From the records below, extract all the text exactly and leave the images behind.

--- Start of Listed entries ---

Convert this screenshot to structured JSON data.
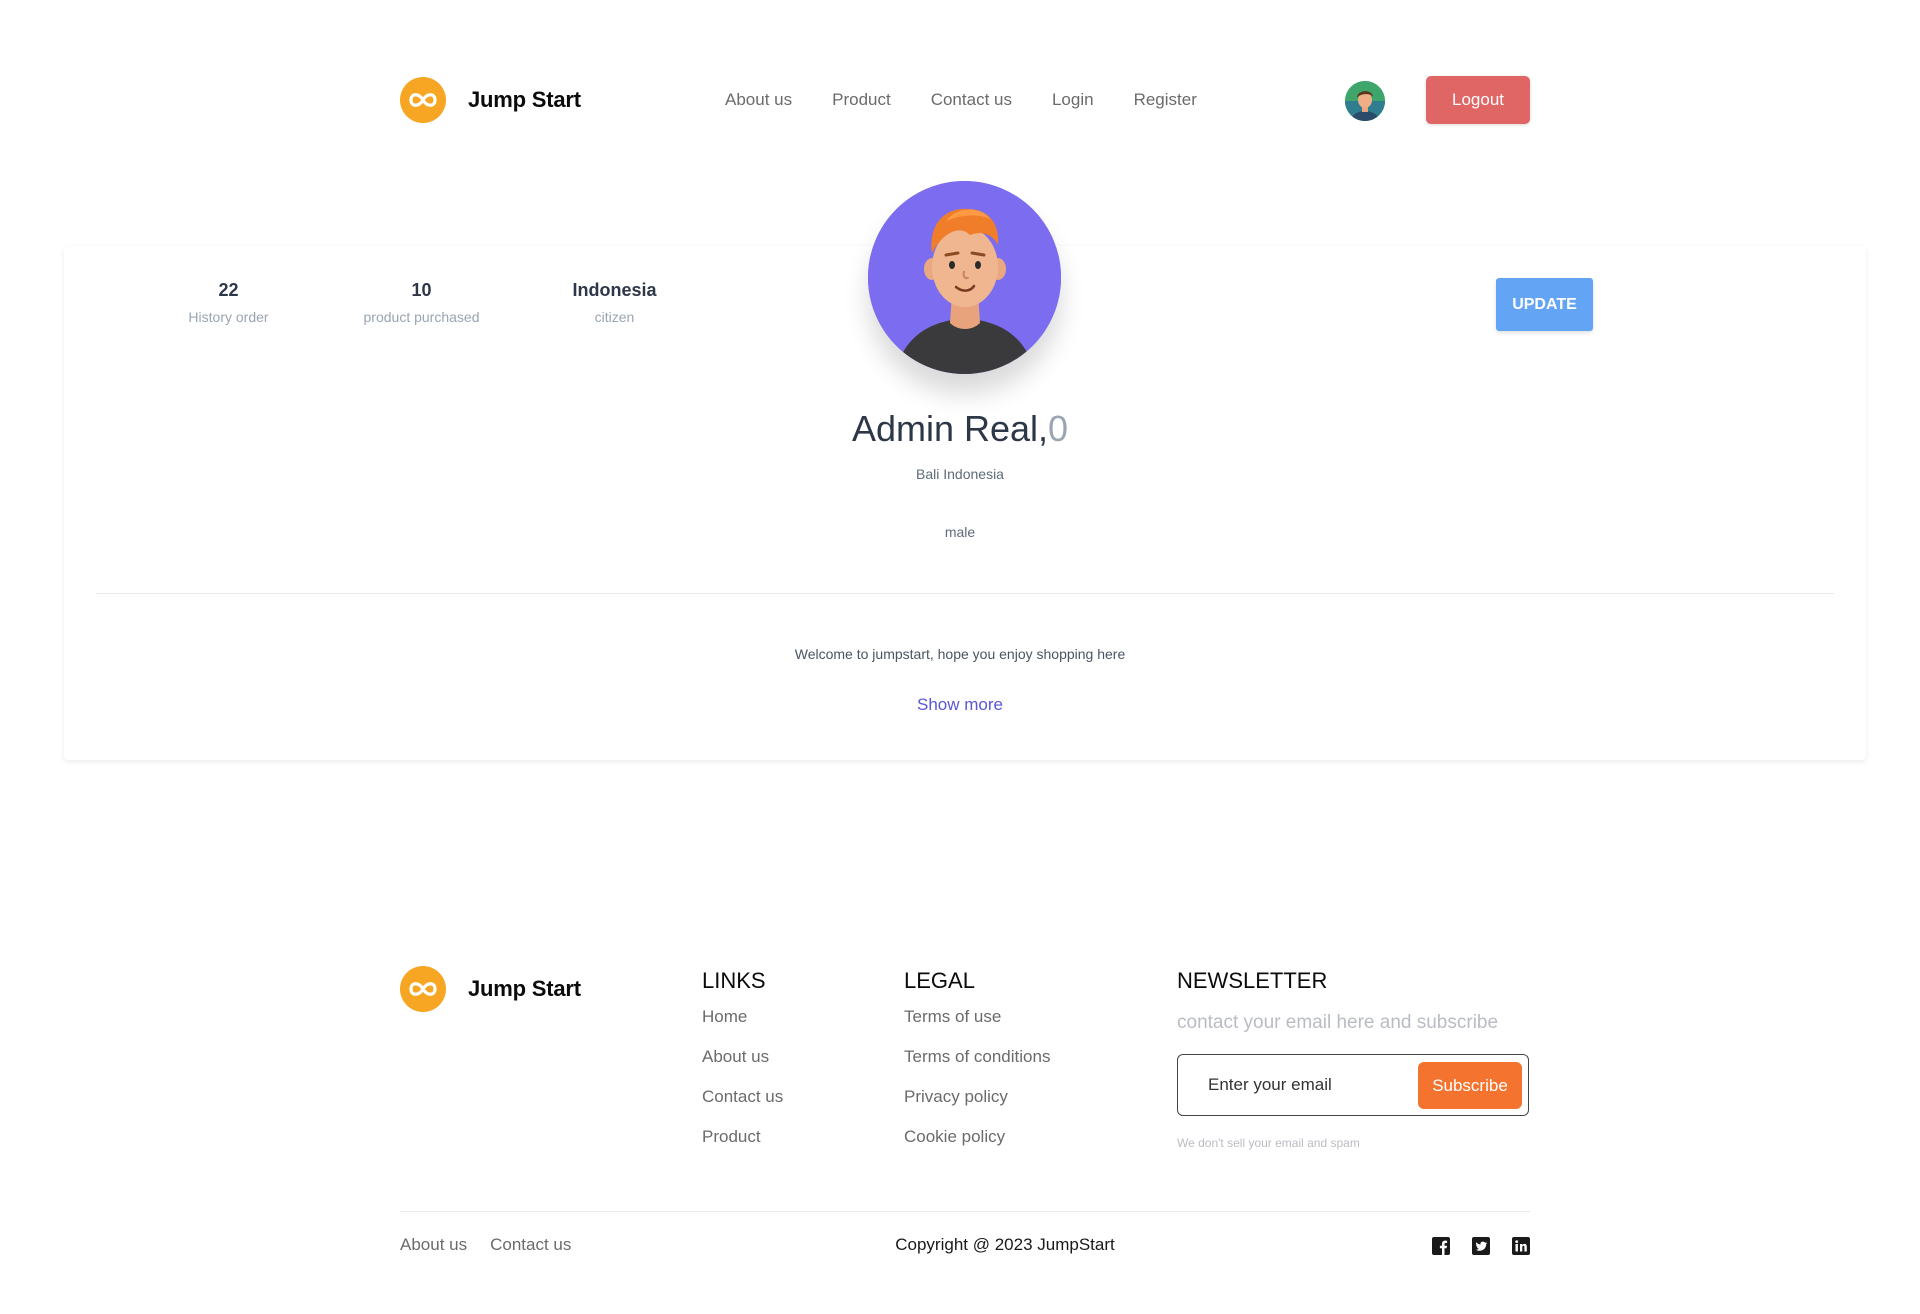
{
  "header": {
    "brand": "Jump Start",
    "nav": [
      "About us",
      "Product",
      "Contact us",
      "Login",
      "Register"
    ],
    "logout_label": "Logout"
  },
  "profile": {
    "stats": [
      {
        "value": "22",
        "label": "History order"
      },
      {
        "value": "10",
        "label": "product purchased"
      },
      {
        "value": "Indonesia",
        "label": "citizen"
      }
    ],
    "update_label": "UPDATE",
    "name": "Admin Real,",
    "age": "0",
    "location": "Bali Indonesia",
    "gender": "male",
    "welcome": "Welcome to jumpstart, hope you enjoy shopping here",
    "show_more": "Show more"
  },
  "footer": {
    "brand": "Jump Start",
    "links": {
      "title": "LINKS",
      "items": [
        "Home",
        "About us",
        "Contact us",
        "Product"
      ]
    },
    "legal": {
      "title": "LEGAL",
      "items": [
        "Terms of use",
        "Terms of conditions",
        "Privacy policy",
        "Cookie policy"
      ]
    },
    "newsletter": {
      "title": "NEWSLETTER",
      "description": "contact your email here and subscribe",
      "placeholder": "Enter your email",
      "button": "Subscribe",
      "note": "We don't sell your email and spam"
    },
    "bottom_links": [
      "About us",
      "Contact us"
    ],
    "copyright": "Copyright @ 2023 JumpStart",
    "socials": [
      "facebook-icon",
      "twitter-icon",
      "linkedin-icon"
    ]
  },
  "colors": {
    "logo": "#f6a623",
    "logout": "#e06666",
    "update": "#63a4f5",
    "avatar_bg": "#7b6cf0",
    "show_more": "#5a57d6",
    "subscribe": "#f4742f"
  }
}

--- End of Listed entries ---

-- Response --
Convert this screenshot to structured JSON data.
{
  "header": {
    "brand": "Jump Start",
    "nav": [
      "About us",
      "Product",
      "Contact us",
      "Login",
      "Register"
    ],
    "logout_label": "Logout"
  },
  "profile": {
    "stats": [
      {
        "value": "22",
        "label": "History order"
      },
      {
        "value": "10",
        "label": "product purchased"
      },
      {
        "value": "Indonesia",
        "label": "citizen"
      }
    ],
    "update_label": "UPDATE",
    "name": "Admin Real,",
    "age": "0",
    "location": "Bali Indonesia",
    "gender": "male",
    "welcome": "Welcome to jumpstart, hope you enjoy shopping here",
    "show_more": "Show more"
  },
  "footer": {
    "brand": "Jump Start",
    "links": {
      "title": "LINKS",
      "items": [
        "Home",
        "About us",
        "Contact us",
        "Product"
      ]
    },
    "legal": {
      "title": "LEGAL",
      "items": [
        "Terms of use",
        "Terms of conditions",
        "Privacy policy",
        "Cookie policy"
      ]
    },
    "newsletter": {
      "title": "NEWSLETTER",
      "description": "contact your email here and subscribe",
      "placeholder": "Enter your email",
      "button": "Subscribe",
      "note": "We don't sell your email and spam"
    },
    "bottom_links": [
      "About us",
      "Contact us"
    ],
    "copyright": "Copyright @ 2023 JumpStart",
    "socials": [
      "facebook-icon",
      "twitter-icon",
      "linkedin-icon"
    ]
  },
  "colors": {
    "logo": "#f6a623",
    "logout": "#e06666",
    "update": "#63a4f5",
    "avatar_bg": "#7b6cf0",
    "show_more": "#5a57d6",
    "subscribe": "#f4742f"
  }
}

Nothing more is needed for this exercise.